Extract all lines that hold "very" from the records below.

* _Excerpted data_
* START *

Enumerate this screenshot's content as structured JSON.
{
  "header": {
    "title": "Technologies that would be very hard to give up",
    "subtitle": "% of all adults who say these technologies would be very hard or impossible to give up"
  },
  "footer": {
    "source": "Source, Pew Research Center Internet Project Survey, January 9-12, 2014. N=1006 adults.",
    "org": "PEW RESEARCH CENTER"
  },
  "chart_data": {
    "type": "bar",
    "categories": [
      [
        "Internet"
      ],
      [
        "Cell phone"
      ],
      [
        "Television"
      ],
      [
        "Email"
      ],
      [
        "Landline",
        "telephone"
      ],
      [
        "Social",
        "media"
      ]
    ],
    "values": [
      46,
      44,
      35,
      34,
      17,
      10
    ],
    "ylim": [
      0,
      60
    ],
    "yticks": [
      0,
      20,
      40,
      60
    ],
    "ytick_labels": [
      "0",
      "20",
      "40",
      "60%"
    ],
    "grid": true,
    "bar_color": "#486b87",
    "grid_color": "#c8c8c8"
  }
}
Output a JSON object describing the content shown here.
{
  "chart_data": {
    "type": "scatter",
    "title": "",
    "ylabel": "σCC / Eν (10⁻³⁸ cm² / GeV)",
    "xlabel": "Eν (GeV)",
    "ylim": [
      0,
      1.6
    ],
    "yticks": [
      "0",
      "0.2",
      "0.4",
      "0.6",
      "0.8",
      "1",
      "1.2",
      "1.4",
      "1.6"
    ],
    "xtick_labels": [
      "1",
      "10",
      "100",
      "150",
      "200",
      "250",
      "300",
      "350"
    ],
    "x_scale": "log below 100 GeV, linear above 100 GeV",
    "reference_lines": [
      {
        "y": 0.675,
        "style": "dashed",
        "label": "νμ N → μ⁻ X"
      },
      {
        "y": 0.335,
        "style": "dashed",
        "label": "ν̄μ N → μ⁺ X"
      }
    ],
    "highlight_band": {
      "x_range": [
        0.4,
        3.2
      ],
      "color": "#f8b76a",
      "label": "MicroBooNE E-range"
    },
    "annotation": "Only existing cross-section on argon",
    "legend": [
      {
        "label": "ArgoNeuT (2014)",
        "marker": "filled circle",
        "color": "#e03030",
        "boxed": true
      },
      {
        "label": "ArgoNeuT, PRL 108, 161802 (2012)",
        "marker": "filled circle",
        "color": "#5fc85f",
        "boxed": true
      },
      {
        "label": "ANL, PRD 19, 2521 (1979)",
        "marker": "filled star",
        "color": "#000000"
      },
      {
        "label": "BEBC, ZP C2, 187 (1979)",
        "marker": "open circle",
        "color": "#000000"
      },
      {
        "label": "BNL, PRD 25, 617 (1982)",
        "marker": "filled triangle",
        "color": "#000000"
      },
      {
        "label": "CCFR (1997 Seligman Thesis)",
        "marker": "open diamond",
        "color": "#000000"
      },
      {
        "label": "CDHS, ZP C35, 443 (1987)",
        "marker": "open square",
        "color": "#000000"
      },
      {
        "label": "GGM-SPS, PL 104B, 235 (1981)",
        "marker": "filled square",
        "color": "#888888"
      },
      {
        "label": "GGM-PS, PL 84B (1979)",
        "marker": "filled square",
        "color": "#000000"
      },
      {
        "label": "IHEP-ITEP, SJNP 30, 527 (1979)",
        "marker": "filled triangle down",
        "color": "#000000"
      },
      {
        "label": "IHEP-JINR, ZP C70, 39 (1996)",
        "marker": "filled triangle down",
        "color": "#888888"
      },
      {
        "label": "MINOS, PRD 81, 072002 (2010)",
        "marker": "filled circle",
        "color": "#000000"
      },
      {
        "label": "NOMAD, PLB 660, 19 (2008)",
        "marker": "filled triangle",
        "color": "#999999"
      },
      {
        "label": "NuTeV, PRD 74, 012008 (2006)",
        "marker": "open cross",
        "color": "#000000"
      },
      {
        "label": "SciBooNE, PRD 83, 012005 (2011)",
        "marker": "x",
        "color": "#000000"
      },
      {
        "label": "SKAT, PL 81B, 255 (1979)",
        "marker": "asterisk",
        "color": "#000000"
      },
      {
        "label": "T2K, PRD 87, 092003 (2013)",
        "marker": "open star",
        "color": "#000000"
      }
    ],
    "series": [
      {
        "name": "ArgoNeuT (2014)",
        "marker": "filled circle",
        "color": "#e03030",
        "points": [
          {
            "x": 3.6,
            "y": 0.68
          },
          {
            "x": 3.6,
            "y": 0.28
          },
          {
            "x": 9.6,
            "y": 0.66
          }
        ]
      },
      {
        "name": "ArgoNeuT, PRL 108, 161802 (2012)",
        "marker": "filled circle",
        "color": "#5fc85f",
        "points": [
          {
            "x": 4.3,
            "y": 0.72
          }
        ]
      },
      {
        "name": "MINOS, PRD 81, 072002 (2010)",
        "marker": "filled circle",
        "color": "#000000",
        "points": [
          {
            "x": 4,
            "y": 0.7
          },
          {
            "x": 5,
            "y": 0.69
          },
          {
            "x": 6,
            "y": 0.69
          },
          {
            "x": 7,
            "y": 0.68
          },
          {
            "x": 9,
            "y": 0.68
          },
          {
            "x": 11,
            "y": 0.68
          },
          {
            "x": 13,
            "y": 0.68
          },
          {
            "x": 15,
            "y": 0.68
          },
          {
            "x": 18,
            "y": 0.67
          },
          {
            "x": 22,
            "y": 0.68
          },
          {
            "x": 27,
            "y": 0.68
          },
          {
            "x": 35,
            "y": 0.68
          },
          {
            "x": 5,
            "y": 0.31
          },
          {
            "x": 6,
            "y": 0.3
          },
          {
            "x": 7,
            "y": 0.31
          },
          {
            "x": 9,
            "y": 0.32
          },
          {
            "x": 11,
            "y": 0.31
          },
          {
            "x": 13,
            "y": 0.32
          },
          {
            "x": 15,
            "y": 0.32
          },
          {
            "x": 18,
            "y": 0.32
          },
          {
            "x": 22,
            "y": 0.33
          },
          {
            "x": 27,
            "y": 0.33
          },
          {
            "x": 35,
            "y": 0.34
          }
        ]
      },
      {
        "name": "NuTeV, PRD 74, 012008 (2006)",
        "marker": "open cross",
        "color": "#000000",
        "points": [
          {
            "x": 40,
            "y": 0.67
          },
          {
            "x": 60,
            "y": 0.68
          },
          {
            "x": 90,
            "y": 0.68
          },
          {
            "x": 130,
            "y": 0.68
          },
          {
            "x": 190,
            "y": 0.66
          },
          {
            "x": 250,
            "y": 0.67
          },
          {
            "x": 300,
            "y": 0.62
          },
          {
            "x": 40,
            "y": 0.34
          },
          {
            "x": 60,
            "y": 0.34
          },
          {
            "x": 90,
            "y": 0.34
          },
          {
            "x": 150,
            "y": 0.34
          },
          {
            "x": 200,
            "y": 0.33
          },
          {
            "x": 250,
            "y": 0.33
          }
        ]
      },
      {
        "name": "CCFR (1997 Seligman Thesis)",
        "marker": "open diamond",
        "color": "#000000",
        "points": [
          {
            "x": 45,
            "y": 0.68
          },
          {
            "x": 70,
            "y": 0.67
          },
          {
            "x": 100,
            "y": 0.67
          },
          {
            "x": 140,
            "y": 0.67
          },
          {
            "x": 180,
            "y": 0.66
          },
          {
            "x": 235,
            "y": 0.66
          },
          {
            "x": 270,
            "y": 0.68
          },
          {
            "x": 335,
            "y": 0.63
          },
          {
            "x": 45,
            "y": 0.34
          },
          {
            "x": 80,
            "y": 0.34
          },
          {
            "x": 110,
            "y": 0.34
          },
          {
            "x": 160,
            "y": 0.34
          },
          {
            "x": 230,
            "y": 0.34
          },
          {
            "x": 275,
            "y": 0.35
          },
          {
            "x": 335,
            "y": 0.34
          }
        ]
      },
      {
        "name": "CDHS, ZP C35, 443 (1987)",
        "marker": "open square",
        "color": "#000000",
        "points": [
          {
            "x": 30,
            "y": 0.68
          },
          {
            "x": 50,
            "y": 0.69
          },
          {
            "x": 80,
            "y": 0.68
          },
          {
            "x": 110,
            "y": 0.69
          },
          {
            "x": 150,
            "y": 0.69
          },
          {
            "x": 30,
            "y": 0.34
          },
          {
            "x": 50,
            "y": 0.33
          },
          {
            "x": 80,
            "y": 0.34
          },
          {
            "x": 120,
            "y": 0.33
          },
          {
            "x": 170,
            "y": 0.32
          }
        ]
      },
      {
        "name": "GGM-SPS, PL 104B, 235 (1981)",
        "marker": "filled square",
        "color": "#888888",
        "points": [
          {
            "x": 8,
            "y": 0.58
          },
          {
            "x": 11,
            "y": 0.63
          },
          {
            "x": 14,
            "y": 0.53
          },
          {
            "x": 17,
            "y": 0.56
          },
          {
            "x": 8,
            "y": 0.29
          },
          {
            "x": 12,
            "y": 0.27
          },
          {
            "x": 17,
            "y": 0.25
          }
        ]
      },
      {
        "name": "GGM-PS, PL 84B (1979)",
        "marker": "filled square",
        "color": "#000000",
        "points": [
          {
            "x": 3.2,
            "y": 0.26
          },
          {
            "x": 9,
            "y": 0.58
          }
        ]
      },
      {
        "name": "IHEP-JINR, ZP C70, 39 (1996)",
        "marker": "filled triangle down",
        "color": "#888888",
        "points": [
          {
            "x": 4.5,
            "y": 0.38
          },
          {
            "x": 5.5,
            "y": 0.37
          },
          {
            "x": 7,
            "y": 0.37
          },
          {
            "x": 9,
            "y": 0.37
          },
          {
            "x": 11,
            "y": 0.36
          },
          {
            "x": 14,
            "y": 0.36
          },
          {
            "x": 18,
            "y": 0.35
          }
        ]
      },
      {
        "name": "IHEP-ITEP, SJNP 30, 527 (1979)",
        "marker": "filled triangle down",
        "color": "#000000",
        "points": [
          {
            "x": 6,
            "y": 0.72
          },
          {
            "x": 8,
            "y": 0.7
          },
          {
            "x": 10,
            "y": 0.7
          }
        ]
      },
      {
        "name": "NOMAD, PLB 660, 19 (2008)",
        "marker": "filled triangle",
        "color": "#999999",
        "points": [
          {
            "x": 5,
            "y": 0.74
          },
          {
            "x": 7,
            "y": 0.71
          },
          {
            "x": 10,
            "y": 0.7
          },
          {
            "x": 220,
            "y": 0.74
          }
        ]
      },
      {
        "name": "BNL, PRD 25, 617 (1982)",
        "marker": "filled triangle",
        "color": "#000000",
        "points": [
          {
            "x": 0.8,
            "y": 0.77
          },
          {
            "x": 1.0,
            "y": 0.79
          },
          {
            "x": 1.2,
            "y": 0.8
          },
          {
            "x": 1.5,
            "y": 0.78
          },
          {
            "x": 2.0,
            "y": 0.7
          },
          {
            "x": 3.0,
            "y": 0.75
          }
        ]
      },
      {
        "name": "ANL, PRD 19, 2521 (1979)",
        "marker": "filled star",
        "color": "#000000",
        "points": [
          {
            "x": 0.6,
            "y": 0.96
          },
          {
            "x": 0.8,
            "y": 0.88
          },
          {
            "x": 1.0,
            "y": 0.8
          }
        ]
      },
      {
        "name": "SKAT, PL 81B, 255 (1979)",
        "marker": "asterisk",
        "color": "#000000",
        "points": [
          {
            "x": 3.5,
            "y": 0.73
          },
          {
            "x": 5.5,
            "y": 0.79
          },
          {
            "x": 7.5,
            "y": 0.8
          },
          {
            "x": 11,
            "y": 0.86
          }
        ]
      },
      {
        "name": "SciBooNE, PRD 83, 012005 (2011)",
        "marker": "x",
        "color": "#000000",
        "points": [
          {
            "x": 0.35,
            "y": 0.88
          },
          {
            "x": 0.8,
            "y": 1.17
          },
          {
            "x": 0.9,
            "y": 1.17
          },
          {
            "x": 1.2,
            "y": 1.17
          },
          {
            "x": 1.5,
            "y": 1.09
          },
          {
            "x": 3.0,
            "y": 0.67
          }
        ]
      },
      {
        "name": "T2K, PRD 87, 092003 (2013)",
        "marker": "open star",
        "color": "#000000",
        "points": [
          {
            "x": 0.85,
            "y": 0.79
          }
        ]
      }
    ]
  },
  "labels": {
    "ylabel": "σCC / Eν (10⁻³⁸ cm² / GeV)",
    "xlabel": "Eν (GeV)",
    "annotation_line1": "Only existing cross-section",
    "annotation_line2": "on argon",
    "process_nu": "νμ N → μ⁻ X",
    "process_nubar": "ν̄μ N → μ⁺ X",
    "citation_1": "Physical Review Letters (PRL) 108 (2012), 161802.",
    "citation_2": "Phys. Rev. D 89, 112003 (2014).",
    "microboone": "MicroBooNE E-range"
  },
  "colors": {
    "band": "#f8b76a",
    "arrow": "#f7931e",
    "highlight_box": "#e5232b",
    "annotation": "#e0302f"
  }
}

* END *

* _Written reply_
    "title": "Technologies that would be very hard to give up",
    "subtitle": "% of all adults who say these technologies would be very hard or impossible to give up"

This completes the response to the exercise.